## OBJECTIVE
Leave out the pictures and restate the rest of the data exactly.

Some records
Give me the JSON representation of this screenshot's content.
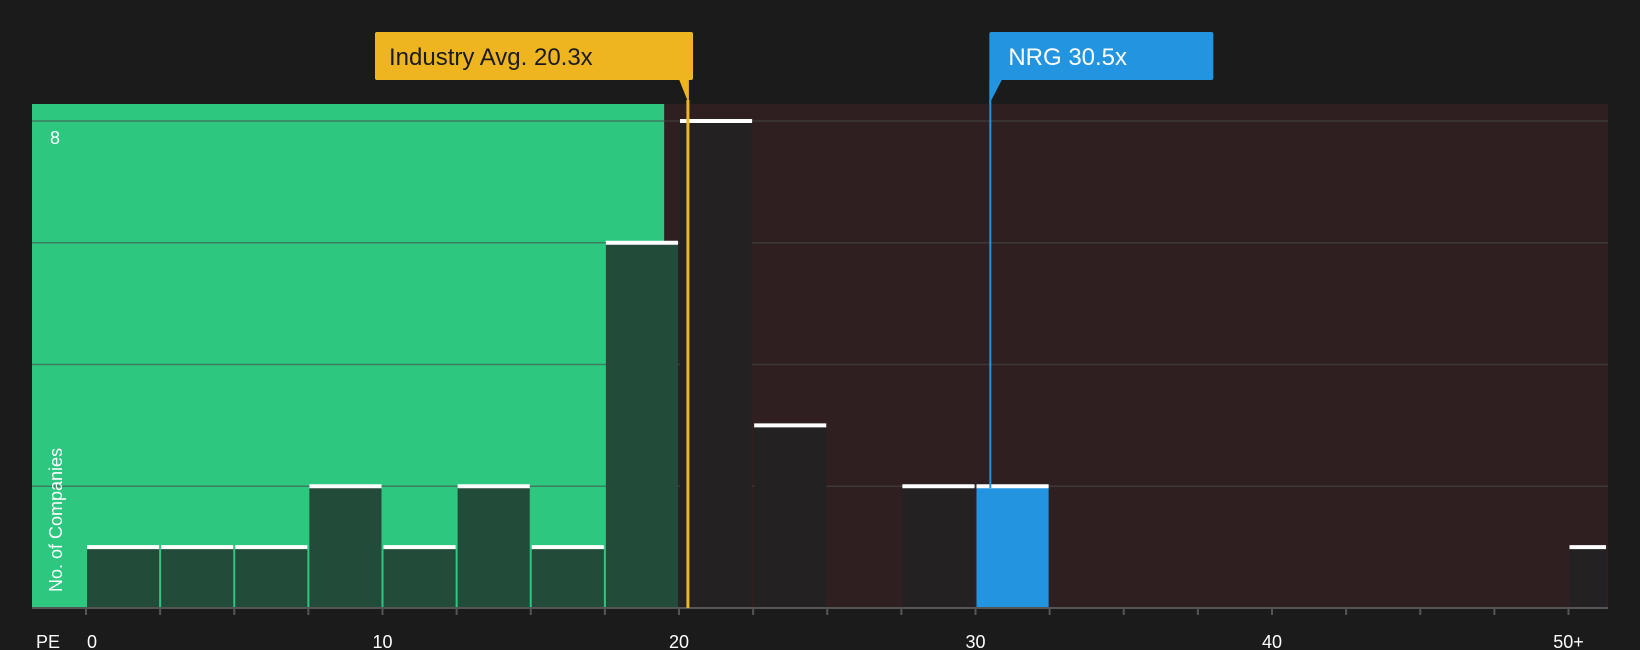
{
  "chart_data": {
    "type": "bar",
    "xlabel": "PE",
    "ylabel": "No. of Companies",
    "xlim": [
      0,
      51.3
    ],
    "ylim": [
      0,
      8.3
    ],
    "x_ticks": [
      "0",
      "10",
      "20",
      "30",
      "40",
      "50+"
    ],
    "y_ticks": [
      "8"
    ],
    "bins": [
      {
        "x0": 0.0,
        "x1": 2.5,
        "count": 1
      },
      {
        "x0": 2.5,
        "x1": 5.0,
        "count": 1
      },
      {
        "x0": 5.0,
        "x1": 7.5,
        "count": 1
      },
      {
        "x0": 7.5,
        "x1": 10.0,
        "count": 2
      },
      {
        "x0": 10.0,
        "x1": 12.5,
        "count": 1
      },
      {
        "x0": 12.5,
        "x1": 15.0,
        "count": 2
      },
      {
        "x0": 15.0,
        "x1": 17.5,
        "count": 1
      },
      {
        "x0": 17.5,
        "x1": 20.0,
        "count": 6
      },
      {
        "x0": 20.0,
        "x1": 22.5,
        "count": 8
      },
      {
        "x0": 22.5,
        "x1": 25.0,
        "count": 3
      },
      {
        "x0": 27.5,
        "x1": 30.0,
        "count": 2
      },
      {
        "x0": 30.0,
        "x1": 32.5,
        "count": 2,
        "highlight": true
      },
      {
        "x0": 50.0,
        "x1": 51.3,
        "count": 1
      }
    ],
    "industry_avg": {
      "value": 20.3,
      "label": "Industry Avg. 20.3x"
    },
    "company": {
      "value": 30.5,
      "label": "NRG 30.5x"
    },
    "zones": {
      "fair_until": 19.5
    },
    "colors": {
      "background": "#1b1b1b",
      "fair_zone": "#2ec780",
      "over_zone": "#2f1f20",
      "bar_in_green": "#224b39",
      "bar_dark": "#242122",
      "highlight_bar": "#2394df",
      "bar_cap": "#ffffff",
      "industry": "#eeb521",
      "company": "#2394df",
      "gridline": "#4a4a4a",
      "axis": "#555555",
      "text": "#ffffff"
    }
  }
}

## RESPONSE BELOW
Give me the JSON representation of this screenshot's content.
{
  "chart_data": {
    "type": "bar",
    "xlabel": "PE",
    "ylabel": "No. of Companies",
    "xlim": [
      0,
      51.3
    ],
    "ylim": [
      0,
      8.3
    ],
    "x_ticks": [
      "0",
      "10",
      "20",
      "30",
      "40",
      "50+"
    ],
    "y_ticks": [
      "8"
    ],
    "bins": [
      {
        "x0": 0.0,
        "x1": 2.5,
        "count": 1
      },
      {
        "x0": 2.5,
        "x1": 5.0,
        "count": 1
      },
      {
        "x0": 5.0,
        "x1": 7.5,
        "count": 1
      },
      {
        "x0": 7.5,
        "x1": 10.0,
        "count": 2
      },
      {
        "x0": 10.0,
        "x1": 12.5,
        "count": 1
      },
      {
        "x0": 12.5,
        "x1": 15.0,
        "count": 2
      },
      {
        "x0": 15.0,
        "x1": 17.5,
        "count": 1
      },
      {
        "x0": 17.5,
        "x1": 20.0,
        "count": 6
      },
      {
        "x0": 20.0,
        "x1": 22.5,
        "count": 8
      },
      {
        "x0": 22.5,
        "x1": 25.0,
        "count": 3
      },
      {
        "x0": 27.5,
        "x1": 30.0,
        "count": 2
      },
      {
        "x0": 30.0,
        "x1": 32.5,
        "count": 2,
        "highlight": true
      },
      {
        "x0": 50.0,
        "x1": 51.3,
        "count": 1
      }
    ],
    "industry_avg": {
      "value": 20.3,
      "label": "Industry Avg. 20.3x"
    },
    "company": {
      "value": 30.5,
      "label": "NRG 30.5x"
    },
    "zones": {
      "fair_until": 19.5
    },
    "colors": {
      "background": "#1b1b1b",
      "fair_zone": "#2ec780",
      "over_zone": "#2f1f20",
      "bar_in_green": "#224b39",
      "bar_dark": "#242122",
      "highlight_bar": "#2394df",
      "bar_cap": "#ffffff",
      "industry": "#eeb521",
      "company": "#2394df",
      "gridline": "#4a4a4a",
      "axis": "#555555",
      "text": "#ffffff"
    }
  }
}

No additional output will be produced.